__WHAT THE TASK REQUIRES__
Report only how many lines of the entries below contain the string "Confirmados".

● ● ● ● ● ● ●

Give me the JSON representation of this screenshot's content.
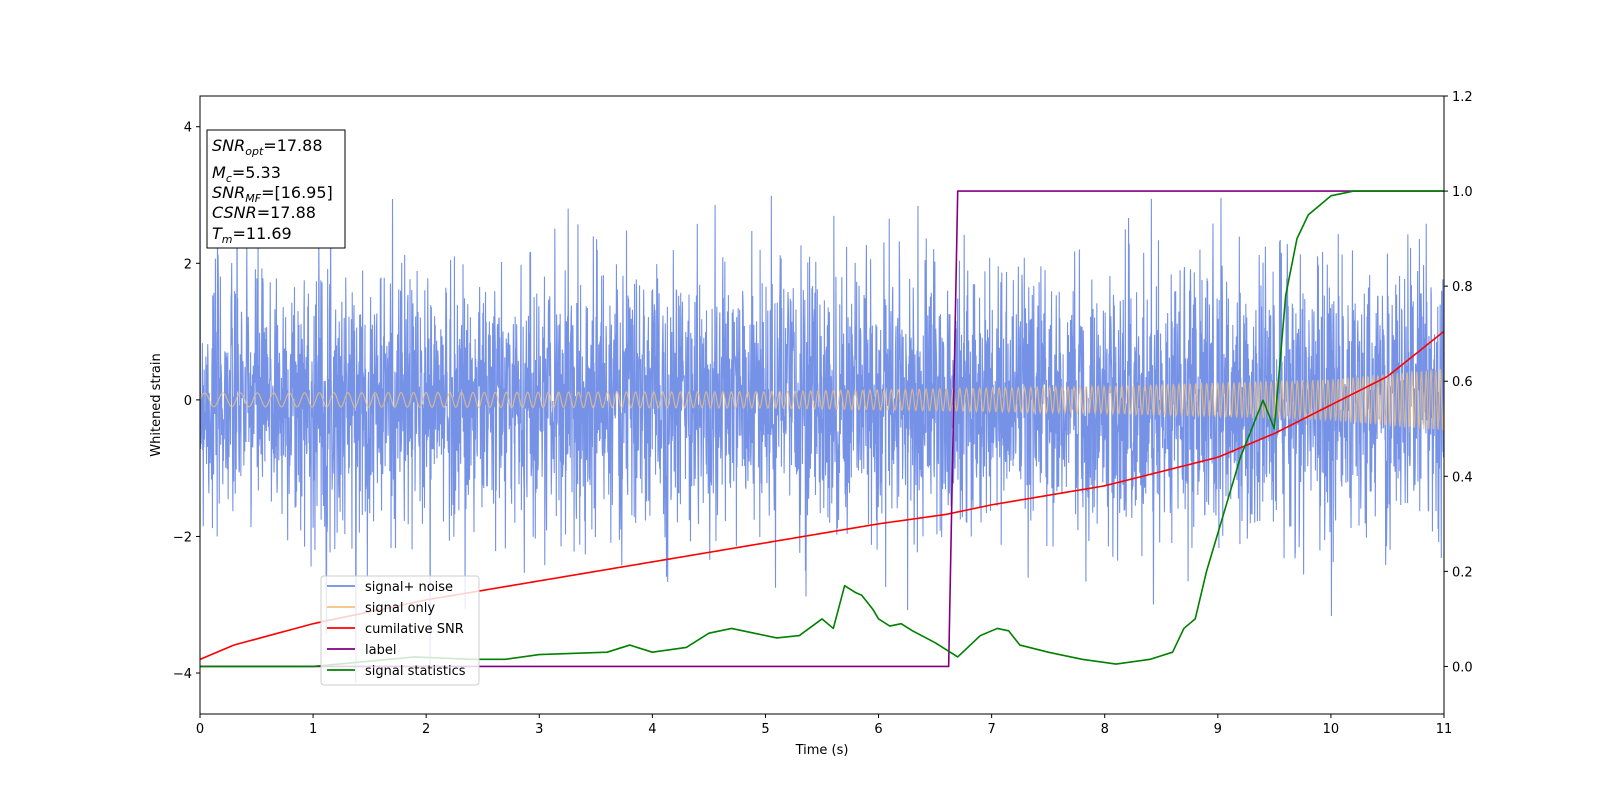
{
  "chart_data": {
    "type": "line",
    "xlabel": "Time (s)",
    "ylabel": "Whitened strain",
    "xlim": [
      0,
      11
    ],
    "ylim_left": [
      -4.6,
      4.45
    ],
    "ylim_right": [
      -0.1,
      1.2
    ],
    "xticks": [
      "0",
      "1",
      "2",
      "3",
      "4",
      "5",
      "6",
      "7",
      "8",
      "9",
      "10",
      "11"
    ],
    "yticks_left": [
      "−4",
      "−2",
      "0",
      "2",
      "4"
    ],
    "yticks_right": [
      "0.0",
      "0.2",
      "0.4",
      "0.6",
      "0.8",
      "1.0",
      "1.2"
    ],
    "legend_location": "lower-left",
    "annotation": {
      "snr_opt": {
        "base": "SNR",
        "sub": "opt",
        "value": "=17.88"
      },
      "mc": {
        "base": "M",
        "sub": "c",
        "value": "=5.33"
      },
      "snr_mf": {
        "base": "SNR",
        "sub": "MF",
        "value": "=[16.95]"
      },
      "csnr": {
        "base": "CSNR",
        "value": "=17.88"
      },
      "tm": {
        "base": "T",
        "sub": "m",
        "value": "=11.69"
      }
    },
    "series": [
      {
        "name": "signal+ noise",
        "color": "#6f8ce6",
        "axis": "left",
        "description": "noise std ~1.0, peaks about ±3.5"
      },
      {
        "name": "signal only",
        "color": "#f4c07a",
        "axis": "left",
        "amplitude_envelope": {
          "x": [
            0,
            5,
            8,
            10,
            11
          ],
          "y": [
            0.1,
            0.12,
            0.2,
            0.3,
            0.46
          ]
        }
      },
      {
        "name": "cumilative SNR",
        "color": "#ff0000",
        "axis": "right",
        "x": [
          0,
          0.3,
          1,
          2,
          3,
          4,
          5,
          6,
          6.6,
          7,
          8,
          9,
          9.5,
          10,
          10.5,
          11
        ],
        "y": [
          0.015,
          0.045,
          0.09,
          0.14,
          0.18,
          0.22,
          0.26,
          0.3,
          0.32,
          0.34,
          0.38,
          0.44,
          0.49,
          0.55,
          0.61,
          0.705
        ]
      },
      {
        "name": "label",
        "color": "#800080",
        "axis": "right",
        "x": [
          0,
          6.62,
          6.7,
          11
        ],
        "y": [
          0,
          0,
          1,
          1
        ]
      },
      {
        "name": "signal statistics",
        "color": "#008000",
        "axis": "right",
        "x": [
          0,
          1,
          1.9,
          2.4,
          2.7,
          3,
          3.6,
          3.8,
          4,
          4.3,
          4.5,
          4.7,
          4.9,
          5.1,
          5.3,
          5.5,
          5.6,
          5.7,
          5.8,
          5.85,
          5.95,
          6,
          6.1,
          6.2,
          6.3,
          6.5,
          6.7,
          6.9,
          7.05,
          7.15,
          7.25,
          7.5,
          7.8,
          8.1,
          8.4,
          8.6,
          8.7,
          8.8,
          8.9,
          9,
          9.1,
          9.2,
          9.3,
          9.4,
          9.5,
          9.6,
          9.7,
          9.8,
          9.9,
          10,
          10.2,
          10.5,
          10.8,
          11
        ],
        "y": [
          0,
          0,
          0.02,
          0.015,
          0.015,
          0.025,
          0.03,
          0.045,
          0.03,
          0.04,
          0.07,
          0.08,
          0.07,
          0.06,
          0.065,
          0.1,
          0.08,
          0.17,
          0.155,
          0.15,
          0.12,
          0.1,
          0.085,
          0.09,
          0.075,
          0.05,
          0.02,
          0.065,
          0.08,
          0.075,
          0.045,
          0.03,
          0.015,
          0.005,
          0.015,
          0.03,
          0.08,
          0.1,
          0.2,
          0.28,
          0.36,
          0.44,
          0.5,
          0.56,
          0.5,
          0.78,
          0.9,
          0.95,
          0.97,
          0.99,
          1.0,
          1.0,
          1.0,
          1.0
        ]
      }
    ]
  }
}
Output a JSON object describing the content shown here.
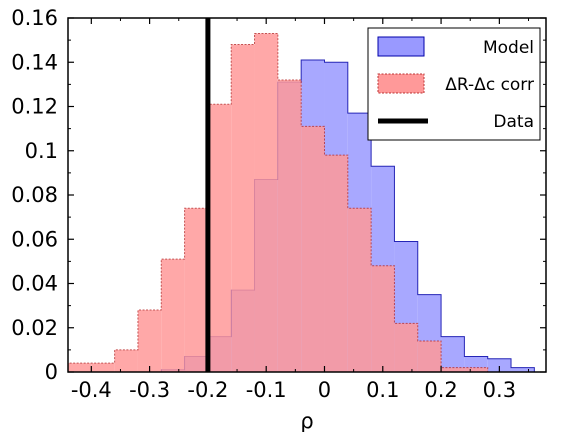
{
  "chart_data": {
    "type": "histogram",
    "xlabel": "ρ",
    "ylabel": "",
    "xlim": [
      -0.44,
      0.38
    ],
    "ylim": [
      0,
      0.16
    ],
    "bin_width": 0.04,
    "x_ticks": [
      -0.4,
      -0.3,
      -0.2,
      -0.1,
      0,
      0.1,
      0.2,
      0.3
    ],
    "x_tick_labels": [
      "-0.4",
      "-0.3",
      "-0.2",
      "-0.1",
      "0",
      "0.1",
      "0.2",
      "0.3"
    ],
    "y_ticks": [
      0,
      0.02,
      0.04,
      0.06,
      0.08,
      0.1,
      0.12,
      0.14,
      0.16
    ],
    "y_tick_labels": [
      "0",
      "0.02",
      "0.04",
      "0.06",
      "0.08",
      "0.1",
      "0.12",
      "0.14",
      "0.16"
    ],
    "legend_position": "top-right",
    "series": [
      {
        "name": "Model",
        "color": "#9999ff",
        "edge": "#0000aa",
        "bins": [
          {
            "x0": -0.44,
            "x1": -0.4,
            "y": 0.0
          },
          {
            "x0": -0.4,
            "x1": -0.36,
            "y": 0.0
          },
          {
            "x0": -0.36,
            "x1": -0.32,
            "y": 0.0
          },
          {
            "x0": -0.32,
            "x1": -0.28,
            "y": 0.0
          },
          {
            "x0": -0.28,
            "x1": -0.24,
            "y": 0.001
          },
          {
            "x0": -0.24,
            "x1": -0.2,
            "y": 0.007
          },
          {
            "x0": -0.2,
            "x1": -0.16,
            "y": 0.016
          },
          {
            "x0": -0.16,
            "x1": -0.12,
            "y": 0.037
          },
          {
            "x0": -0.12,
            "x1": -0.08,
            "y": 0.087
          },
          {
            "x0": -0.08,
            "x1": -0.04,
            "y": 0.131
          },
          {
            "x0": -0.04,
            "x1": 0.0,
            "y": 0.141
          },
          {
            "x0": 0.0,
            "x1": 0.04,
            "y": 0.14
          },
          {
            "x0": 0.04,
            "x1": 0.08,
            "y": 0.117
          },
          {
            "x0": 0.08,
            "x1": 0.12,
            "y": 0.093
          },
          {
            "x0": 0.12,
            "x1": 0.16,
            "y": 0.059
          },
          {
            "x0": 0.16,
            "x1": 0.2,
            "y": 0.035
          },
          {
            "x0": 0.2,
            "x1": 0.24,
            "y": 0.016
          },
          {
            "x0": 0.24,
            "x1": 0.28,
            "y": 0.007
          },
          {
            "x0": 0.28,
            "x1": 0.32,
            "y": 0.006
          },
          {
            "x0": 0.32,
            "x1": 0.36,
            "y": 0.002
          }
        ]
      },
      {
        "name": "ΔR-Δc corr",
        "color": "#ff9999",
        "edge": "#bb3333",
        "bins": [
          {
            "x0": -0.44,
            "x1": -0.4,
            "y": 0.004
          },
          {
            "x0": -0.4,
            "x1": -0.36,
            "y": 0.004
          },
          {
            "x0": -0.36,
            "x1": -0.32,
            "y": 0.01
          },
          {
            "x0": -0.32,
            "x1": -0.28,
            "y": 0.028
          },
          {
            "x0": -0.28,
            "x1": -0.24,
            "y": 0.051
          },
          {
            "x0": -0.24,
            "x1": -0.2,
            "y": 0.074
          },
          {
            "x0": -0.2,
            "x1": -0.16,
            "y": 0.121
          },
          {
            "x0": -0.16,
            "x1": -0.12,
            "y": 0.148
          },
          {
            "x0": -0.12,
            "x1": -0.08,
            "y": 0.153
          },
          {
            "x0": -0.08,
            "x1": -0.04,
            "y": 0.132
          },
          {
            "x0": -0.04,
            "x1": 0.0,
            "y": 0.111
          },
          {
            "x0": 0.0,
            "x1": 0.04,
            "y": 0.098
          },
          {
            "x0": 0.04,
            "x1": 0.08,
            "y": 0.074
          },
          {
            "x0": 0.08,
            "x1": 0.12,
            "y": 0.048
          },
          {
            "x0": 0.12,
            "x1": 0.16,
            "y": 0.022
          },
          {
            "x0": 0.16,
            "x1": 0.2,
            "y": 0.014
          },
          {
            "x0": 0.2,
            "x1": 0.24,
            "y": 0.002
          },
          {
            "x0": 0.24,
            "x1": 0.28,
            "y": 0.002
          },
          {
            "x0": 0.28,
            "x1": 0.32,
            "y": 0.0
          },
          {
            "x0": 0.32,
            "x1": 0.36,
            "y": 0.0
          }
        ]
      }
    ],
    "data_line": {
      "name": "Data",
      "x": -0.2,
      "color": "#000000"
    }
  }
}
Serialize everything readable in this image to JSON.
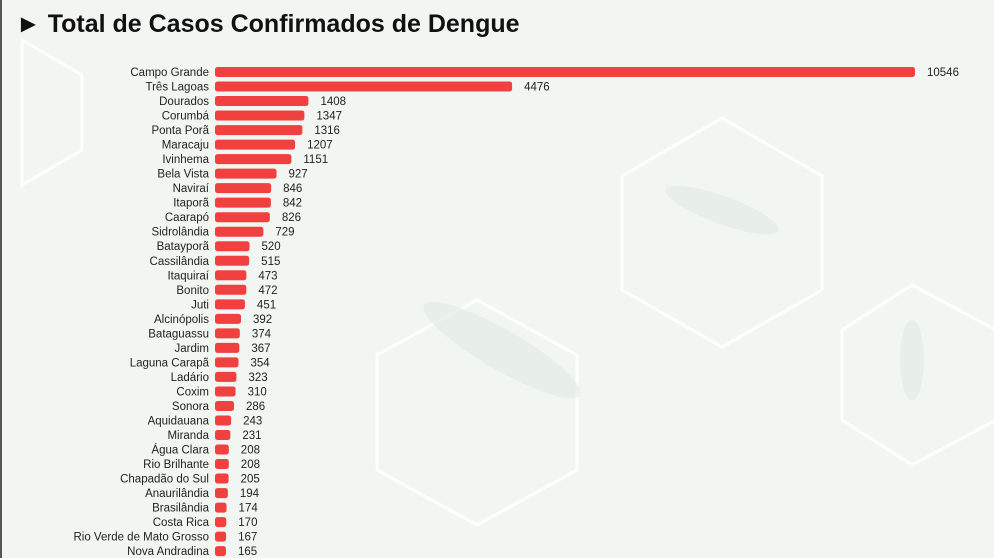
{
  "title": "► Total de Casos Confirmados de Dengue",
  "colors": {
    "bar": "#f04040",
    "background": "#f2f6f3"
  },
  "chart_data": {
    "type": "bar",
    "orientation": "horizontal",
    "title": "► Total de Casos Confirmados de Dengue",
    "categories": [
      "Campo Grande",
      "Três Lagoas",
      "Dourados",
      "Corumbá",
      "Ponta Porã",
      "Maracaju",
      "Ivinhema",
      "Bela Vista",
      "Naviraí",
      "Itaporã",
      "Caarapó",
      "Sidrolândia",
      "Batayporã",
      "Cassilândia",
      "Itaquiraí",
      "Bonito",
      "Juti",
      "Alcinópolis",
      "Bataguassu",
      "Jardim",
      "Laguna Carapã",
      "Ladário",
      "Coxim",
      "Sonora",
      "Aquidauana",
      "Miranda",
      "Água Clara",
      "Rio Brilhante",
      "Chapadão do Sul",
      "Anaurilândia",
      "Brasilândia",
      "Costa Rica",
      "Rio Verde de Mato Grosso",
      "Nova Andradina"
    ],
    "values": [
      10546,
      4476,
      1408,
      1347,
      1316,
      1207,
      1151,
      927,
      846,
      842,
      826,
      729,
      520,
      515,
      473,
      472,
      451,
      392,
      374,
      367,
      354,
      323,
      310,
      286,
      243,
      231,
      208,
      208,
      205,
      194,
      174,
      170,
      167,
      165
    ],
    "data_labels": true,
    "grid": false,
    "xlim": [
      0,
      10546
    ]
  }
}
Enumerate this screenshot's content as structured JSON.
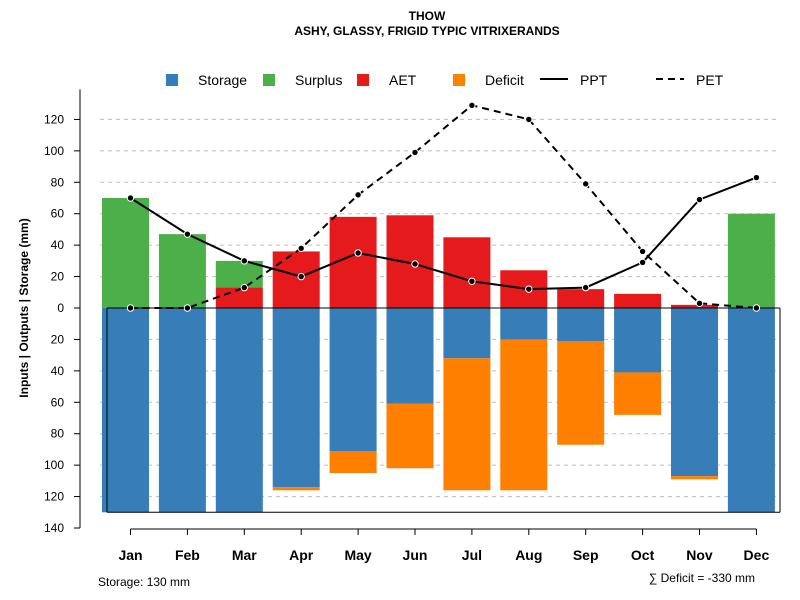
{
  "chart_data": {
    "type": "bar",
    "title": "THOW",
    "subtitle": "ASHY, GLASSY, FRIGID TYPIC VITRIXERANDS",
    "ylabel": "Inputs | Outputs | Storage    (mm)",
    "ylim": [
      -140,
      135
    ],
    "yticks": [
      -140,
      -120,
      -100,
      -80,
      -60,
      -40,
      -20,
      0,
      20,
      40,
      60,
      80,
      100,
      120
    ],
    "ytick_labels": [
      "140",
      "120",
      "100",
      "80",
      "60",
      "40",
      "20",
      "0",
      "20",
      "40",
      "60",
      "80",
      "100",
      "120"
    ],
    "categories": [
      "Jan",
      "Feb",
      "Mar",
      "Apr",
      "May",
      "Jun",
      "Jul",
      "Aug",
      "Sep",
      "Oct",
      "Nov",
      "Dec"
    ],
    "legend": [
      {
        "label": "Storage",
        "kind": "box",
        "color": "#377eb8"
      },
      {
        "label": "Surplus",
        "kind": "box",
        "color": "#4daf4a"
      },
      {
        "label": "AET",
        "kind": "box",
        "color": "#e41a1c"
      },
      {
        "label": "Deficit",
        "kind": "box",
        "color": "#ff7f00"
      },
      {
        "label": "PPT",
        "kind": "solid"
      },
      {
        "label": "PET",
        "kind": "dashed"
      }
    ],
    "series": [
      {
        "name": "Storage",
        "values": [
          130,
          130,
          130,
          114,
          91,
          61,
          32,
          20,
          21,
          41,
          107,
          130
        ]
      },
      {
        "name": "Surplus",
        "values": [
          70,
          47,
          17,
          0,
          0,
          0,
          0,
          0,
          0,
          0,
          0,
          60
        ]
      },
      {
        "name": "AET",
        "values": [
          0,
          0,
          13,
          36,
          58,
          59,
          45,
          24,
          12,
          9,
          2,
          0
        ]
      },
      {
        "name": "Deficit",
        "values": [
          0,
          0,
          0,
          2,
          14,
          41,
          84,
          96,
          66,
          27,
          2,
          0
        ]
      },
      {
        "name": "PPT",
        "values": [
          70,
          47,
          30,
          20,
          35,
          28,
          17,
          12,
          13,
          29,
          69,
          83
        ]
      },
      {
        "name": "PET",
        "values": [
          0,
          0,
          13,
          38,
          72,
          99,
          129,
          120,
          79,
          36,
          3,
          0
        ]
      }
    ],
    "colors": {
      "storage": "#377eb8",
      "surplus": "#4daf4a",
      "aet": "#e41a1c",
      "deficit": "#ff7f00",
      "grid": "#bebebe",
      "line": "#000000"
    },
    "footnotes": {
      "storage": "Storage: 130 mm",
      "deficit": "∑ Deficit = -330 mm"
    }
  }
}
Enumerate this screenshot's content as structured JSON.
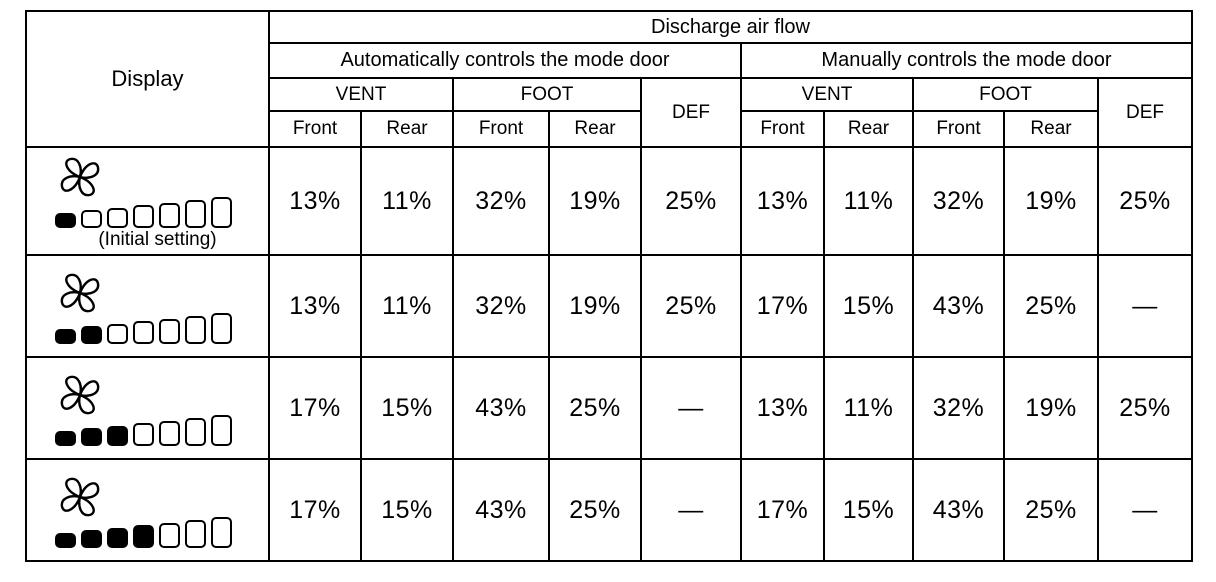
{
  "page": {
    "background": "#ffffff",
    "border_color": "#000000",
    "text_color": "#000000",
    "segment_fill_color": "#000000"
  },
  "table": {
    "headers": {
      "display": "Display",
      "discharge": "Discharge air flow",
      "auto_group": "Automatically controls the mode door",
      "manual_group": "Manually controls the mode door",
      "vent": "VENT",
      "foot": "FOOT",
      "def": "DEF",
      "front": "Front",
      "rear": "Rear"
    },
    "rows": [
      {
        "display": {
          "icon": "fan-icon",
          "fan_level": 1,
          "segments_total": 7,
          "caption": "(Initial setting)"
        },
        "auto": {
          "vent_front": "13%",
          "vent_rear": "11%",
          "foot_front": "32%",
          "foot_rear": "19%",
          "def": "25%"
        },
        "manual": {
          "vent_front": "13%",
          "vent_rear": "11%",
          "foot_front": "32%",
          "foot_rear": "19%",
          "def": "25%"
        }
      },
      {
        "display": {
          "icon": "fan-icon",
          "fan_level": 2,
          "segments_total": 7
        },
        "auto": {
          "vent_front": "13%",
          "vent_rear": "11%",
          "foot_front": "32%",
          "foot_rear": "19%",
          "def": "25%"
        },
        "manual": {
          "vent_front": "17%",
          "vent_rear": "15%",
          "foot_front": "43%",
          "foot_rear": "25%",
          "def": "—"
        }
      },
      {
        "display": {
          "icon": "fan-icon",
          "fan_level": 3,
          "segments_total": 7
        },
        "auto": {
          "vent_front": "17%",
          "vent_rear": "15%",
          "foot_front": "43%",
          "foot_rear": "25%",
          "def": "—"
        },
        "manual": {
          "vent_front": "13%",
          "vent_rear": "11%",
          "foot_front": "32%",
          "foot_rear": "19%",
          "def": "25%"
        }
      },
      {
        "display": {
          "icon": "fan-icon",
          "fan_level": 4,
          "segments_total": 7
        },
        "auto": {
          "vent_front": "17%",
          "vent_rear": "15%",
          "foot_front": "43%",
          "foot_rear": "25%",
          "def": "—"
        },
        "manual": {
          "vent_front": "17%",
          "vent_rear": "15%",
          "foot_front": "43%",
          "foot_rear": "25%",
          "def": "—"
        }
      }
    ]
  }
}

● ● ● ● ● ● ●

__RESPONSE TO THE EXERCISE__
2